**Written request**: Search the listing below for the string "образования" and show each line that contains it.

Data records:
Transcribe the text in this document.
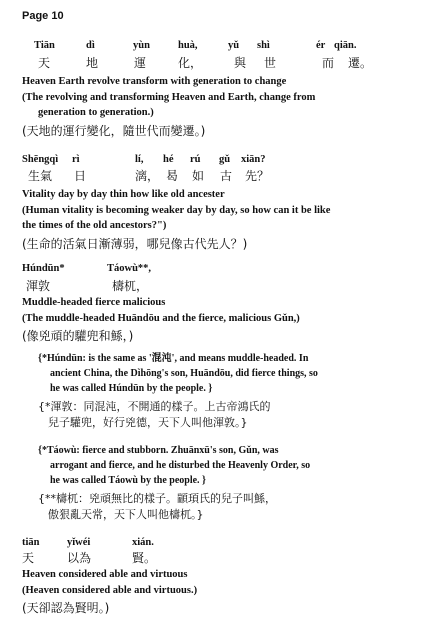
Page 10
Tiān	dì	yùn	huà,	yǔ shì	ér qiān.
天	地	運	化，	與 世	而 遷。
Heaven Earth revolve transform with generation to change
(The revolving and transforming Heaven and Earth, change from
generation to generation.)
(天地的運行變化，隨世代而變遷。)
Shēngqì rì	lí, hé rú gǔ xiān?
生氣 日	漓， 曷 如 古 先？
Vitality day by day thin how like old ancester
(Human vitality is becoming weaker day by day, so how can it be like
the times of the old ancestors?")
(生命的活氣日漸薄弱，哪兒像古代先人？)
Húndūn*	Táowù**,
渾敦	檮杌，
Muddle-headed fierce malicious
(The muddle-headed Huāndōu and the fierce, malicious Gǔn,)
(像兇頑的驩兜和鯀，)
{*Húndūn: is the same as '混沌', and means muddle-headed. In
ancient China, the Dìhōng's son, Huāndōu, did fierce things, so
he was called Húndūn by the people. }
{*渾敦：同混沌，不開通的樣子。上古帝鴻氏的
兒子驩兜，好行兇德，天下人叫他渾敦。}
{*Táowù: fierce and stubborn. Zhuānxū's son, Gǔn, was
arrogant and fierce, and he disturbed the Heavenly Order, so
he was called Táowù by the people. }
{**檮杌：兇頑無比的樣子。顓頊氏的兒子叫鯀，
傲狠亂天常，天下人叫他檮杌。}
tiān	yǐwéi	xián.
天	以為	賢。
Heaven considered able and virtuous
(Heaven considered able and virtuous.)
(天卻認為賢明。)
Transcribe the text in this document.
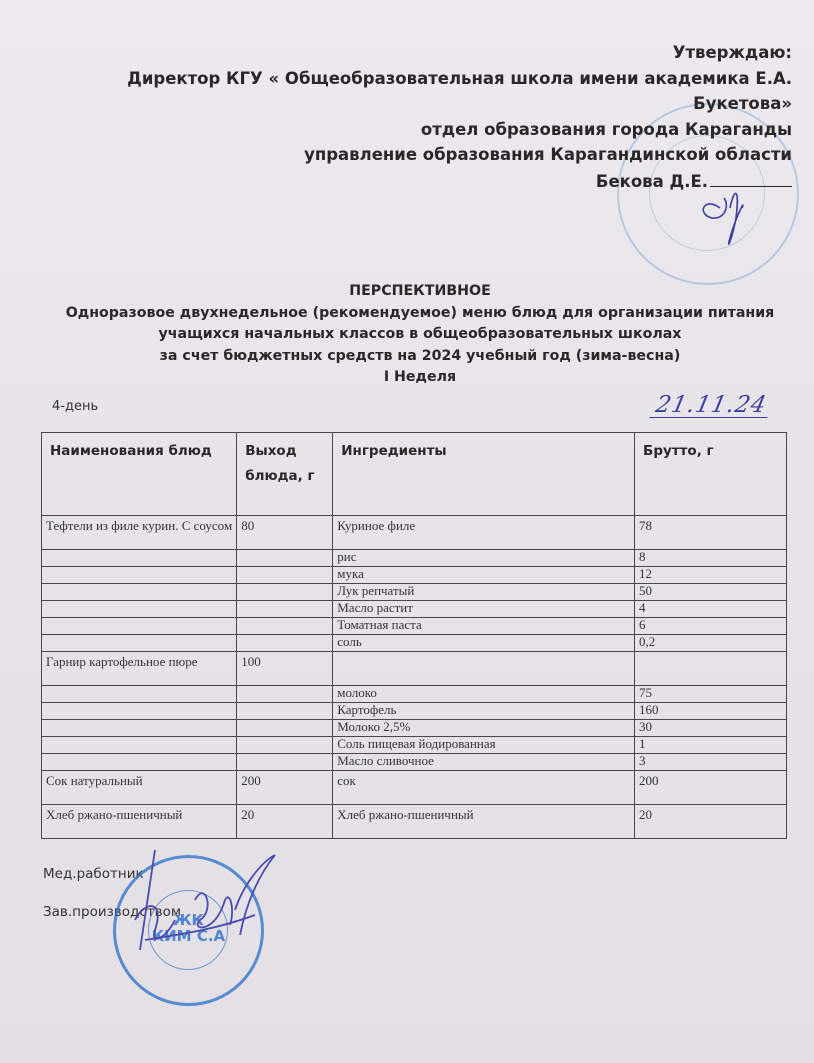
Утверждаю:
Директор КГУ « Общеобразовательная школа имени академика Е.А.
Букетова»
отдел образования города Караганды
управление образования Карагандинской области
Бекова Д.Е.
ПЕРСПЕКТИВНОЕ
Одноразовое двухнедельное (рекомендуемое) меню блюд для организации питания
учащихся начальных классов в общеобразовательных школах
за счет бюджетных средств на 2024 учебный год (зима-весна)
I Неделя
4-день	21.11.24
Наименования блюд	Выход блюда, г	Ингредиенты	Брутто, г
Тефтели из филе курин. С соусом	80	Куриное филе	78
		рис	8
		мука	12
		Лук репчатый	50
		Масло растит	4
		Томатная паста	6
		соль	0,2
Гарнир картофельное пюре	100		
		молоко	75
		Картофель	160
		Молоко 2,5%	30
		Соль пищевая йодированная	1
		Масло сливочное	3
Сок натуральный	200	сок	200
Хлеб ржано-пшеничный	20	Хлеб ржано-пшеничный	20
Мед.работник
Зав.производством
ЖК
КИМ С.А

**Solution to the problem**:
отдел образования города Караганды
управление образования Карагандинской области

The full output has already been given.